━━━━━ STORED RECORDS

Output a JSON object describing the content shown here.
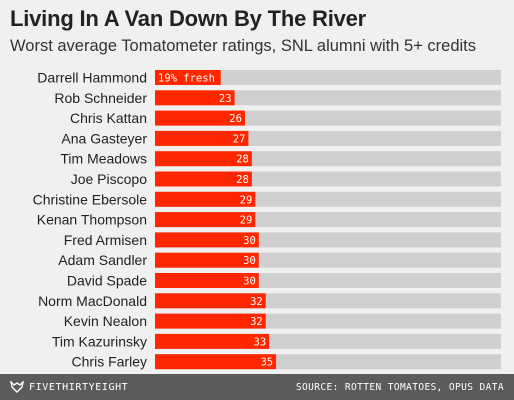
{
  "colors": {
    "bar": "#ff2700",
    "track": "#cfcfcf",
    "background": "#f0f0f0",
    "footer": "#5b5b5b"
  },
  "footer": {
    "brand": "FIVETHIRTYEIGHT",
    "brand_icon": "fivethirtyeight-fox-icon",
    "source": "SOURCE: ROTTEN TOMATOES, OPUS DATA"
  },
  "chart_data": {
    "type": "bar",
    "orientation": "horizontal",
    "title": "Living In A Van Down By The River",
    "subtitle": "Worst average Tomatometer ratings, SNL alumni with 5+ credits",
    "xlim": [
      0,
      100
    ],
    "value_suffix_first": "% fresh",
    "categories": [
      "Darrell Hammond",
      "Rob Schneider",
      "Chris Kattan",
      "Ana Gasteyer",
      "Tim Meadows",
      "Joe Piscopo",
      "Christine Ebersole",
      "Kenan Thompson",
      "Fred Armisen",
      "Adam Sandler",
      "David Spade",
      "Norm MacDonald",
      "Kevin Nealon",
      "Tim Kazurinsky",
      "Chris Farley"
    ],
    "values": [
      19,
      23,
      26,
      27,
      28,
      28,
      29,
      29,
      30,
      30,
      30,
      32,
      32,
      33,
      35
    ],
    "data_labels": [
      "19% fresh",
      "23",
      "26",
      "27",
      "28",
      "28",
      "29",
      "29",
      "30",
      "30",
      "30",
      "32",
      "32",
      "33",
      "35"
    ]
  }
}
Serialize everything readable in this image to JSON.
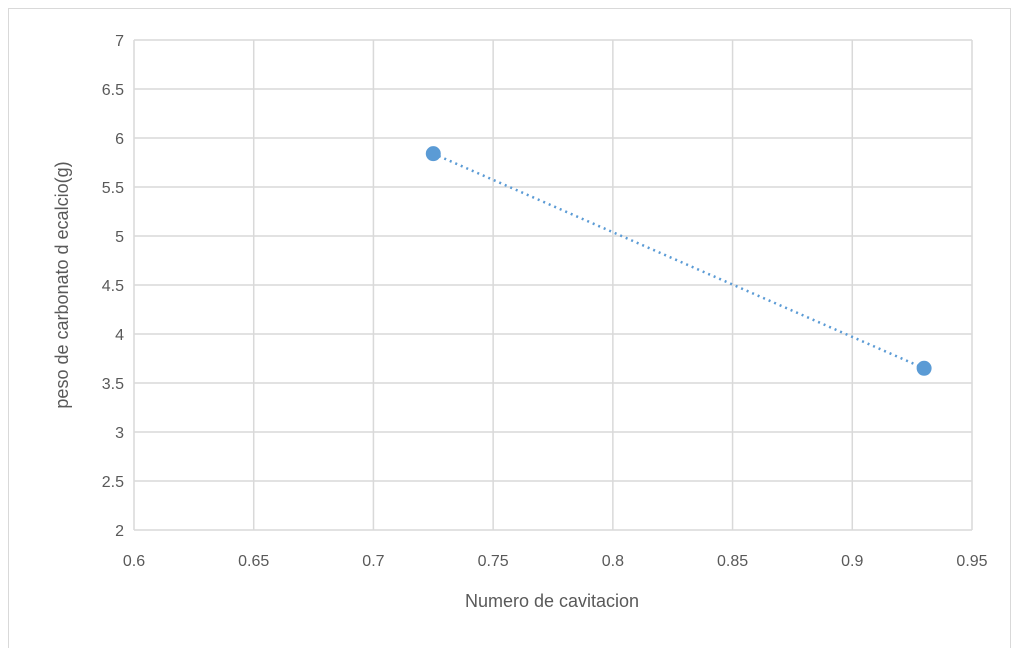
{
  "chart_data": {
    "type": "scatter",
    "title": "",
    "xlabel": "Numero de cavitacion",
    "ylabel": "peso de carbonato d ecalcio(g)",
    "xlim": [
      0.6,
      0.95
    ],
    "ylim": [
      2,
      7
    ],
    "x_ticks": [
      "0.6",
      "0.65",
      "0.7",
      "0.75",
      "0.8",
      "0.85",
      "0.9",
      "0.95"
    ],
    "y_ticks": [
      "2",
      "2.5",
      "3",
      "3.5",
      "4",
      "4.5",
      "5",
      "5.5",
      "6",
      "6.5",
      "7"
    ],
    "x_tick_values": [
      0.6,
      0.65,
      0.7,
      0.75,
      0.8,
      0.85,
      0.9,
      0.95
    ],
    "y_tick_values": [
      2,
      2.5,
      3,
      3.5,
      4,
      4.5,
      5,
      5.5,
      6,
      6.5,
      7
    ],
    "grid": true,
    "trendline": "linear",
    "series": [
      {
        "points": [
          {
            "x": 0.725,
            "y": 5.84
          },
          {
            "x": 0.93,
            "y": 3.65
          }
        ]
      }
    ],
    "colors": {
      "marker": "#5b9bd5",
      "grid": "#d9d9d9",
      "text": "#595959"
    }
  }
}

━━━━━━━━━━

Retype each entry precisely. Skip images entirely.

> [COMPLETE ANSWER]:
Output a JSON object describing the content shown here.
{
  "colors": {
    "bar": "#ff2700",
    "track": "#cfcfcf",
    "background": "#f0f0f0",
    "footer": "#5b5b5b"
  },
  "footer": {
    "brand": "FIVETHIRTYEIGHT",
    "brand_icon": "fivethirtyeight-fox-icon",
    "source": "SOURCE: ROTTEN TOMATOES, OPUS DATA"
  },
  "chart_data": {
    "type": "bar",
    "orientation": "horizontal",
    "title": "Living In A Van Down By The River",
    "subtitle": "Worst average Tomatometer ratings, SNL alumni with 5+ credits",
    "xlim": [
      0,
      100
    ],
    "value_suffix_first": "% fresh",
    "categories": [
      "Darrell Hammond",
      "Rob Schneider",
      "Chris Kattan",
      "Ana Gasteyer",
      "Tim Meadows",
      "Joe Piscopo",
      "Christine Ebersole",
      "Kenan Thompson",
      "Fred Armisen",
      "Adam Sandler",
      "David Spade",
      "Norm MacDonald",
      "Kevin Nealon",
      "Tim Kazurinsky",
      "Chris Farley"
    ],
    "values": [
      19,
      23,
      26,
      27,
      28,
      28,
      29,
      29,
      30,
      30,
      30,
      32,
      32,
      33,
      35
    ],
    "data_labels": [
      "19% fresh",
      "23",
      "26",
      "27",
      "28",
      "28",
      "29",
      "29",
      "30",
      "30",
      "30",
      "32",
      "32",
      "33",
      "35"
    ]
  }
}
Serialize everything readable in this image to JSON.
{
  "chart_data": {
    "type": "scatter",
    "title": "",
    "xlabel": "Numero de cavitacion",
    "ylabel": "peso de carbonato d ecalcio(g)",
    "xlim": [
      0.6,
      0.95
    ],
    "ylim": [
      2,
      7
    ],
    "x_ticks": [
      "0.6",
      "0.65",
      "0.7",
      "0.75",
      "0.8",
      "0.85",
      "0.9",
      "0.95"
    ],
    "y_ticks": [
      "2",
      "2.5",
      "3",
      "3.5",
      "4",
      "4.5",
      "5",
      "5.5",
      "6",
      "6.5",
      "7"
    ],
    "x_tick_values": [
      0.6,
      0.65,
      0.7,
      0.75,
      0.8,
      0.85,
      0.9,
      0.95
    ],
    "y_tick_values": [
      2,
      2.5,
      3,
      3.5,
      4,
      4.5,
      5,
      5.5,
      6,
      6.5,
      7
    ],
    "grid": true,
    "trendline": "linear",
    "series": [
      {
        "points": [
          {
            "x": 0.725,
            "y": 5.84
          },
          {
            "x": 0.93,
            "y": 3.65
          }
        ]
      }
    ],
    "colors": {
      "marker": "#5b9bd5",
      "grid": "#d9d9d9",
      "text": "#595959"
    }
  }
}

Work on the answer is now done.